§ **What is being asked**
Write out the full listing again, exactly as it stands.

(Items from a dataset)

+++++

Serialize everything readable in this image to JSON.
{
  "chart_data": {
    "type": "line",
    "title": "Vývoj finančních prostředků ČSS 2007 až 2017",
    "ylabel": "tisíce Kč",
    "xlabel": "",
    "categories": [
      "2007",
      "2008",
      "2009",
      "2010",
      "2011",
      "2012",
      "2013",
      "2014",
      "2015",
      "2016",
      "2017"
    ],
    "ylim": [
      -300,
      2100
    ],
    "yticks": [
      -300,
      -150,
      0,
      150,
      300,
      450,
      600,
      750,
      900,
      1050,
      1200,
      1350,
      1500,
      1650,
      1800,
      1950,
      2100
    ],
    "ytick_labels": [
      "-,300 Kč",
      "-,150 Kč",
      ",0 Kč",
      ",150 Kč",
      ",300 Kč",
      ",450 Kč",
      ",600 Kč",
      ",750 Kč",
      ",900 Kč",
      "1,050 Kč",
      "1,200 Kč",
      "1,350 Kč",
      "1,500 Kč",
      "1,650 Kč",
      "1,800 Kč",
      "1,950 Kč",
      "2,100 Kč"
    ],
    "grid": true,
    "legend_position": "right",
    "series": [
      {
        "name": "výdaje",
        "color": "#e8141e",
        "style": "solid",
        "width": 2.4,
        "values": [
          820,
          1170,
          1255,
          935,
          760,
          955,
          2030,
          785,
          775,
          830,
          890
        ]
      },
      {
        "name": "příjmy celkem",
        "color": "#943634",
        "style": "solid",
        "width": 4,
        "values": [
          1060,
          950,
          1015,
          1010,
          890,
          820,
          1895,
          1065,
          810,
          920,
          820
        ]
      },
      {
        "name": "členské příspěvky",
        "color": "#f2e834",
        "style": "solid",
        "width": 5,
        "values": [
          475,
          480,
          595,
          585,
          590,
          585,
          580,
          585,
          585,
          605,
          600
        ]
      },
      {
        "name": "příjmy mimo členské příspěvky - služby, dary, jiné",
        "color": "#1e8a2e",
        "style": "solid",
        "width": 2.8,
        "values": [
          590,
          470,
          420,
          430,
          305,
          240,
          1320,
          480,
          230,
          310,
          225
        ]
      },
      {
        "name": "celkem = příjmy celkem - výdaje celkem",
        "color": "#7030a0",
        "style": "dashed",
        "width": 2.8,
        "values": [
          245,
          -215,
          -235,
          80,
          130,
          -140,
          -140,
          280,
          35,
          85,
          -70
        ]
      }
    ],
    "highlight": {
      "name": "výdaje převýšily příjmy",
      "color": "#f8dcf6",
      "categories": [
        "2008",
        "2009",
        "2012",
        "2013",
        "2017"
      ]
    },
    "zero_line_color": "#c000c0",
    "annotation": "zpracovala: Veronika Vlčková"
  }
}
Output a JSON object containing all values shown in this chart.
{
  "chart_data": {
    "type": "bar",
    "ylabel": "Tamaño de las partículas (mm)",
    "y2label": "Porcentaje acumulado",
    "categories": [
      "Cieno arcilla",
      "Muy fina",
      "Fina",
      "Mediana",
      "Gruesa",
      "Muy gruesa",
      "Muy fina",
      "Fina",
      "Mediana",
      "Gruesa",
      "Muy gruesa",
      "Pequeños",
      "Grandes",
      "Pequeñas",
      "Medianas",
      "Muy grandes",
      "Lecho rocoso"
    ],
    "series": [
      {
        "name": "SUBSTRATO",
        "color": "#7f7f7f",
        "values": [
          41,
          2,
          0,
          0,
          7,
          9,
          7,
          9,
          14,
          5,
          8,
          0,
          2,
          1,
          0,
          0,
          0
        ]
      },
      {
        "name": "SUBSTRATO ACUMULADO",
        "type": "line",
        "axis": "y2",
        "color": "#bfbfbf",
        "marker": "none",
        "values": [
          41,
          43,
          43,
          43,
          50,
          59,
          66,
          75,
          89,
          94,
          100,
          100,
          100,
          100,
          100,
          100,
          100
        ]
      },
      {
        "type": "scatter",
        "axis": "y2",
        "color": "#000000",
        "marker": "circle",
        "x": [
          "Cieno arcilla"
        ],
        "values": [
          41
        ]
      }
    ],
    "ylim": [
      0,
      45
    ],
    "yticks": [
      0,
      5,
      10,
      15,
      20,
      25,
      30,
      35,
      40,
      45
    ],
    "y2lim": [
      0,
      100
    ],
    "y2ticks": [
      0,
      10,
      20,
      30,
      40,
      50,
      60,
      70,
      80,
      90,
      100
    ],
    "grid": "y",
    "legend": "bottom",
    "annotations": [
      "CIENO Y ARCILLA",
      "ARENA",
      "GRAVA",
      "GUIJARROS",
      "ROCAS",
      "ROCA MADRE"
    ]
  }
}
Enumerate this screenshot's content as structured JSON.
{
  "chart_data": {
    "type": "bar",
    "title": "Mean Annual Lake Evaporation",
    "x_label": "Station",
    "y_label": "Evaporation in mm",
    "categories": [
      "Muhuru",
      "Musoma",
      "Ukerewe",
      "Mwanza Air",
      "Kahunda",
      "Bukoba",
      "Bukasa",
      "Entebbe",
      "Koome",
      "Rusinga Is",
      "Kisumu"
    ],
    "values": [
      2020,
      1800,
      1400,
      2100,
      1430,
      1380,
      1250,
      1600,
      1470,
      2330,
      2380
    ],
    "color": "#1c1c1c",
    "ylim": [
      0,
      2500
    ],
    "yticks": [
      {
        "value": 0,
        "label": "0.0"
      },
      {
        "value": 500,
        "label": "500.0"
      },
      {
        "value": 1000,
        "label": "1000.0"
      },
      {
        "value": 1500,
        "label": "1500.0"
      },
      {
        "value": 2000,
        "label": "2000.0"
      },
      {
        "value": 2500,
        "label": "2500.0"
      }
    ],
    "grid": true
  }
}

+++++

§ **Task solution**
Serialize everything readable in this image to JSON.
{
  "chart_data": {
    "type": "line",
    "title": "Vývoj finančních prostředků ČSS 2007 až 2017",
    "ylabel": "tisíce Kč",
    "xlabel": "",
    "categories": [
      "2007",
      "2008",
      "2009",
      "2010",
      "2011",
      "2012",
      "2013",
      "2014",
      "2015",
      "2016",
      "2017"
    ],
    "ylim": [
      -300,
      2100
    ],
    "yticks": [
      -300,
      -150,
      0,
      150,
      300,
      450,
      600,
      750,
      900,
      1050,
      1200,
      1350,
      1500,
      1650,
      1800,
      1950,
      2100
    ],
    "ytick_labels": [
      "-,300 Kč",
      "-,150 Kč",
      ",0 Kč",
      ",150 Kč",
      ",300 Kč",
      ",450 Kč",
      ",600 Kč",
      ",750 Kč",
      ",900 Kč",
      "1,050 Kč",
      "1,200 Kč",
      "1,350 Kč",
      "1,500 Kč",
      "1,650 Kč",
      "1,800 Kč",
      "1,950 Kč",
      "2,100 Kč"
    ],
    "grid": true,
    "legend_position": "right",
    "series": [
      {
        "name": "výdaje",
        "color": "#e8141e",
        "style": "solid",
        "width": 2.4,
        "values": [
          820,
          1170,
          1255,
          935,
          760,
          955,
          2030,
          785,
          775,
          830,
          890
        ]
      },
      {
        "name": "příjmy celkem",
        "color": "#943634",
        "style": "solid",
        "width": 4,
        "values": [
          1060,
          950,
          1015,
          1010,
          890,
          820,
          1895,
          1065,
          810,
          920,
          820
        ]
      },
      {
        "name": "členské příspěvky",
        "color": "#f2e834",
        "style": "solid",
        "width": 5,
        "values": [
          475,
          480,
          595,
          585,
          590,
          585,
          580,
          585,
          585,
          605,
          600
        ]
      },
      {
        "name": "příjmy mimo členské příspěvky - služby, dary, jiné",
        "color": "#1e8a2e",
        "style": "solid",
        "width": 2.8,
        "values": [
          590,
          470,
          420,
          430,
          305,
          240,
          1320,
          480,
          230,
          310,
          225
        ]
      },
      {
        "name": "celkem = příjmy celkem - výdaje celkem",
        "color": "#7030a0",
        "style": "dashed",
        "width": 2.8,
        "values": [
          245,
          -215,
          -235,
          80,
          130,
          -140,
          -140,
          280,
          35,
          85,
          -70
        ]
      }
    ],
    "highlight": {
      "name": "výdaje převýšily příjmy",
      "color": "#f8dcf6",
      "categories": [
        "2008",
        "2009",
        "2012",
        "2013",
        "2017"
      ]
    },
    "zero_line_color": "#c000c0",
    "annotation": "zpracovala: Veronika Vlčková"
  }
}
Output a JSON object containing all values shown in this chart.
{
  "chart_data": {
    "type": "bar",
    "ylabel": "Tamaño de las partículas (mm)",
    "y2label": "Porcentaje acumulado",
    "categories": [
      "Cieno arcilla",
      "Muy fina",
      "Fina",
      "Mediana",
      "Gruesa",
      "Muy gruesa",
      "Muy fina",
      "Fina",
      "Mediana",
      "Gruesa",
      "Muy gruesa",
      "Pequeños",
      "Grandes",
      "Pequeñas",
      "Medianas",
      "Muy grandes",
      "Lecho rocoso"
    ],
    "series": [
      {
        "name": "SUBSTRATO",
        "color": "#7f7f7f",
        "values": [
          41,
          2,
          0,
          0,
          7,
          9,
          7,
          9,
          14,
          5,
          8,
          0,
          2,
          1,
          0,
          0,
          0
        ]
      },
      {
        "name": "SUBSTRATO ACUMULADO",
        "type": "line",
        "axis": "y2",
        "color": "#bfbfbf",
        "marker": "none",
        "values": [
          41,
          43,
          43,
          43,
          50,
          59,
          66,
          75,
          89,
          94,
          100,
          100,
          100,
          100,
          100,
          100,
          100
        ]
      },
      {
        "type": "scatter",
        "axis": "y2",
        "color": "#000000",
        "marker": "circle",
        "x": [
          "Cieno arcilla"
        ],
        "values": [
          41
        ]
      }
    ],
    "ylim": [
      0,
      45
    ],
    "yticks": [
      0,
      5,
      10,
      15,
      20,
      25,
      30,
      35,
      40,
      45
    ],
    "y2lim": [
      0,
      100
    ],
    "y2ticks": [
      0,
      10,
      20,
      30,
      40,
      50,
      60,
      70,
      80,
      90,
      100
    ],
    "grid": "y",
    "legend": "bottom",
    "annotations": [
      "CIENO Y ARCILLA",
      "ARENA",
      "GRAVA",
      "GUIJARROS",
      "ROCAS",
      "ROCA MADRE"
    ]
  }
}
Enumerate this screenshot's content as structured JSON.
{
  "chart_data": {
    "type": "bar",
    "title": "Mean Annual Lake Evaporation",
    "x_label": "Station",
    "y_label": "Evaporation in mm",
    "categories": [
      "Muhuru",
      "Musoma",
      "Ukerewe",
      "Mwanza Air",
      "Kahunda",
      "Bukoba",
      "Bukasa",
      "Entebbe",
      "Koome",
      "Rusinga Is",
      "Kisumu"
    ],
    "values": [
      2020,
      1800,
      1400,
      2100,
      1430,
      1380,
      1250,
      1600,
      1470,
      2330,
      2380
    ],
    "color": "#1c1c1c",
    "ylim": [
      0,
      2500
    ],
    "yticks": [
      {
        "value": 0,
        "label": "0.0"
      },
      {
        "value": 500,
        "label": "500.0"
      },
      {
        "value": 1000,
        "label": "1000.0"
      },
      {
        "value": 1500,
        "label": "1500.0"
      },
      {
        "value": 2000,
        "label": "2000.0"
      },
      {
        "value": 2500,
        "label": "2500.0"
      }
    ],
    "grid": true
  }
}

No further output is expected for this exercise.